INFORMATION GIVEN |
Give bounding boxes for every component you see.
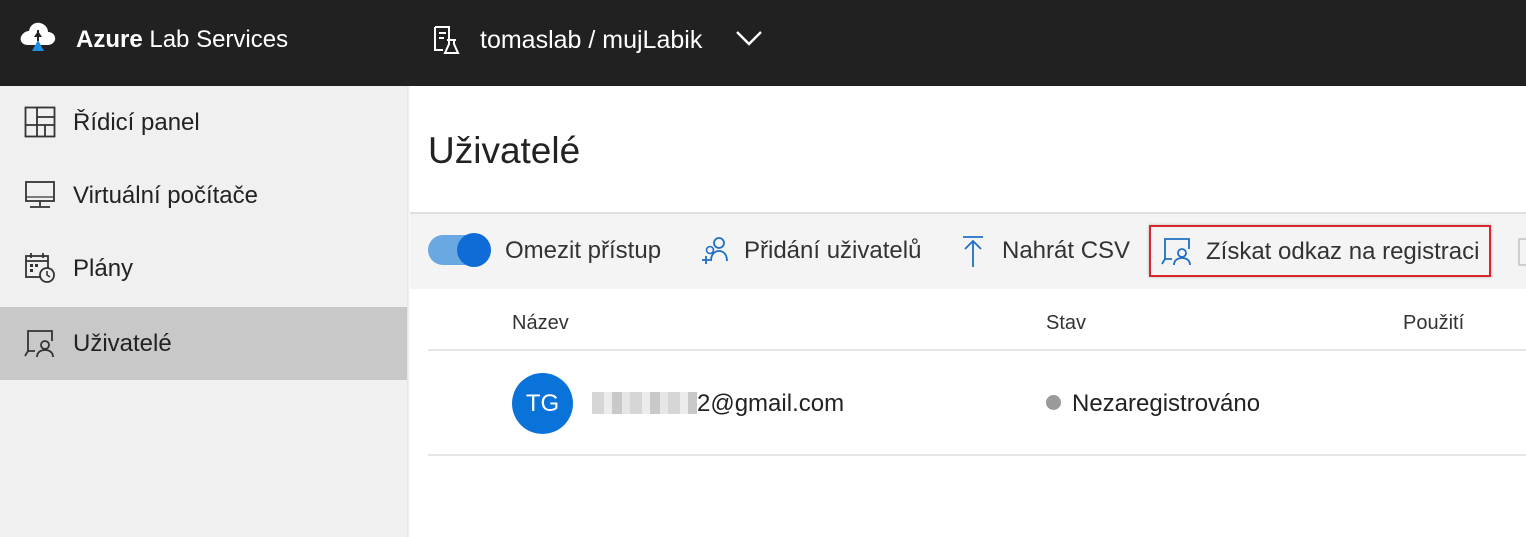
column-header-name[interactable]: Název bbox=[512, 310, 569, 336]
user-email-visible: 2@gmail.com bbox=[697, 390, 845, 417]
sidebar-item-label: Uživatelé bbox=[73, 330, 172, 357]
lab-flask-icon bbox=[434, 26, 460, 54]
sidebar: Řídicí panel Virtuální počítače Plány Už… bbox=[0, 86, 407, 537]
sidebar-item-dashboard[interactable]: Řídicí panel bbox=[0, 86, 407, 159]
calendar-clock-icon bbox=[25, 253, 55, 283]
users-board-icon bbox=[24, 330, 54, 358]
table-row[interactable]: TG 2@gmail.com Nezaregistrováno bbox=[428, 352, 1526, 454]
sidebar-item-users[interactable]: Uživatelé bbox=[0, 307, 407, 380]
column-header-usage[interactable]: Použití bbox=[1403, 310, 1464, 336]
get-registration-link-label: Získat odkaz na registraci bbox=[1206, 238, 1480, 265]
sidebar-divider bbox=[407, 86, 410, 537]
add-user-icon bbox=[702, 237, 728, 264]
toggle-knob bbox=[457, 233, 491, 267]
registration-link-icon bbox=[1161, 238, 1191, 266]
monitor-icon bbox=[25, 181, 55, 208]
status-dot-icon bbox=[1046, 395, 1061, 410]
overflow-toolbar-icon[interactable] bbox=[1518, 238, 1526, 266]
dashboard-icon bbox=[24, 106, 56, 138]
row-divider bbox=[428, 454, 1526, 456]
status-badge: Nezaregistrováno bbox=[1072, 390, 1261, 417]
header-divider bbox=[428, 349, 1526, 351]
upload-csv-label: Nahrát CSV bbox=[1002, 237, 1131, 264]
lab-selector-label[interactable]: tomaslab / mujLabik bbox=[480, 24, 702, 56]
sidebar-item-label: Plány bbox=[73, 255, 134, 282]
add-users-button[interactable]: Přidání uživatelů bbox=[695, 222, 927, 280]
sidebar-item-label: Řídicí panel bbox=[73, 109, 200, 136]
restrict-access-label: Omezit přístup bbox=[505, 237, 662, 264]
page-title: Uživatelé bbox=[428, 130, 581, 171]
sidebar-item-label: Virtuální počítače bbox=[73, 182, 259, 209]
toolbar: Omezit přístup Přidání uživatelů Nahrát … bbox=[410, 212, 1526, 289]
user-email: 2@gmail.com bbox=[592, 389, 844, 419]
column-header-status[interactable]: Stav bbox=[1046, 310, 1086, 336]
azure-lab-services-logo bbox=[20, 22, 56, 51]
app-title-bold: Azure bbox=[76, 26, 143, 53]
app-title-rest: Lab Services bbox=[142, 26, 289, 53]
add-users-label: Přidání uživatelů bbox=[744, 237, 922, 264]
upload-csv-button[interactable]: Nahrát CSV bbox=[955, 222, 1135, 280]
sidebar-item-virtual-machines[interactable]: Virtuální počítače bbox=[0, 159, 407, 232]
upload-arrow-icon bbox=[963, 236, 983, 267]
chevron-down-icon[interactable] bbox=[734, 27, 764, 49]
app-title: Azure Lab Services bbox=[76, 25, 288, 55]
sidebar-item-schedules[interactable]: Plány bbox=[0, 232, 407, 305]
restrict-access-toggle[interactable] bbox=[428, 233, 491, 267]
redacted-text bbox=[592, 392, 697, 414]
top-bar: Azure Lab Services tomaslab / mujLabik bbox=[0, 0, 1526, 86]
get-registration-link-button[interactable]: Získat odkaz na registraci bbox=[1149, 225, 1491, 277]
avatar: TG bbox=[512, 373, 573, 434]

WORK INSTRUCTIONS | Copy all of the material above word for word, keeping every line and its order, but leave out the picture.

EXERCISE RESULT |
Give bounding boxes for every component you see.
column-header-name[interactable]: Název bbox=[512, 310, 569, 336]
user-email-visible: 2@gmail.com bbox=[697, 390, 845, 417]
sidebar-item-label: Uživatelé bbox=[73, 330, 172, 357]
lab-flask-icon bbox=[434, 26, 460, 54]
sidebar: Řídicí panel Virtuální počítače Plány Už… bbox=[0, 86, 407, 537]
sidebar-item-dashboard[interactable]: Řídicí panel bbox=[0, 86, 407, 159]
calendar-clock-icon bbox=[25, 253, 55, 283]
users-board-icon bbox=[24, 330, 54, 358]
table-row[interactable]: TG 2@gmail.com Nezaregistrováno bbox=[428, 352, 1526, 454]
sidebar-item-users[interactable]: Uživatelé bbox=[0, 307, 407, 380]
column-header-usage[interactable]: Použití bbox=[1403, 310, 1464, 336]
get-registration-link-label: Získat odkaz na registraci bbox=[1206, 238, 1480, 265]
sidebar-divider bbox=[407, 86, 410, 537]
add-user-icon bbox=[702, 237, 728, 264]
toggle-knob bbox=[457, 233, 491, 267]
registration-link-icon bbox=[1161, 238, 1191, 266]
monitor-icon bbox=[25, 181, 55, 208]
status-dot-icon bbox=[1046, 395, 1061, 410]
overflow-toolbar-icon[interactable] bbox=[1518, 238, 1526, 266]
dashboard-icon bbox=[24, 106, 56, 138]
row-divider bbox=[428, 454, 1526, 456]
status-badge: Nezaregistrováno bbox=[1072, 390, 1261, 417]
header-divider bbox=[428, 349, 1526, 351]
upload-csv-label: Nahrát CSV bbox=[1002, 237, 1131, 264]
lab-selector-label[interactable]: tomaslab / mujLabik bbox=[480, 24, 702, 56]
sidebar-item-label: Plány bbox=[73, 255, 134, 282]
add-users-button[interactable]: Přidání uživatelů bbox=[695, 222, 927, 280]
sidebar-item-label: Řídicí panel bbox=[73, 109, 200, 136]
restrict-access-label: Omezit přístup bbox=[505, 237, 662, 264]
page-title: Uživatelé bbox=[428, 130, 581, 171]
sidebar-item-label: Virtuální počítače bbox=[73, 182, 259, 209]
toolbar: Omezit přístup Přidání uživatelů Nahrát … bbox=[410, 212, 1526, 289]
user-email: 2@gmail.com bbox=[592, 389, 844, 419]
column-header-status[interactable]: Stav bbox=[1046, 310, 1086, 336]
azure-lab-services-logo bbox=[20, 22, 56, 51]
app-title-bold: Azure bbox=[76, 26, 143, 53]
app-title-rest: Lab Services bbox=[142, 26, 289, 53]
add-users-label: Přidání uživatelů bbox=[744, 237, 922, 264]
upload-csv-button[interactable]: Nahrát CSV bbox=[955, 222, 1135, 280]
sidebar-item-virtual-machines[interactable]: Virtuální počítače bbox=[0, 159, 407, 232]
upload-arrow-icon bbox=[963, 236, 983, 267]
chevron-down-icon[interactable] bbox=[734, 27, 764, 49]
app-title: Azure Lab Services bbox=[76, 25, 288, 55]
sidebar-item-schedules[interactable]: Plány bbox=[0, 232, 407, 305]
restrict-access-toggle[interactable] bbox=[428, 233, 491, 267]
redacted-text bbox=[592, 392, 697, 414]
top-bar: Azure Lab Services tomaslab / mujLabik bbox=[0, 0, 1526, 86]
get-registration-link-button[interactable]: Získat odkaz na registraci bbox=[1149, 225, 1491, 277]
avatar: TG bbox=[512, 373, 573, 434]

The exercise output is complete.